[Layout annotation records]
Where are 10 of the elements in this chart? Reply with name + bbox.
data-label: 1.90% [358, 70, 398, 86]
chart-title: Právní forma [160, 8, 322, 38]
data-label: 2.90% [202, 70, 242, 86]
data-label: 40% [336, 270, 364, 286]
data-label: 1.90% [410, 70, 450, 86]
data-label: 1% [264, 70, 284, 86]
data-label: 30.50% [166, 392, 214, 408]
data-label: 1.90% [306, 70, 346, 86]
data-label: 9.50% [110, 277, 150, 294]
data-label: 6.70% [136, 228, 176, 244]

[THE TASK] Set out each line of the material above as a row in a Markdown table with the columns n and Line, numbering the rows and leaving out any blank lines.

[RESULT FOR THIS EXERCISE]
| n | Line |
|---|---|
| 1 | Where are 10 of the elements in this chart? Reply with name + bbox. |
| 2 | data-label: 1.90% [358, 70, 398, 86] |
| 3 | chart-title: Právní forma [160, 8, 322, 38] |
| 4 | data-label: 2.90% [202, 70, 242, 86] |
| 5 | data-label: 40% [336, 270, 364, 286] |
| 6 | data-label: 1.90% [410, 70, 450, 86] |
| 7 | data-label: 1% [264, 70, 284, 86] |
| 8 | data-label: 30.50% [166, 392, 214, 408] |
| 9 | data-label: 1.90% [306, 70, 346, 86] |
| 10 | data-label: 9.50% [110, 277, 150, 294] |
| 11 | data-label: 6.70% [136, 228, 176, 244] |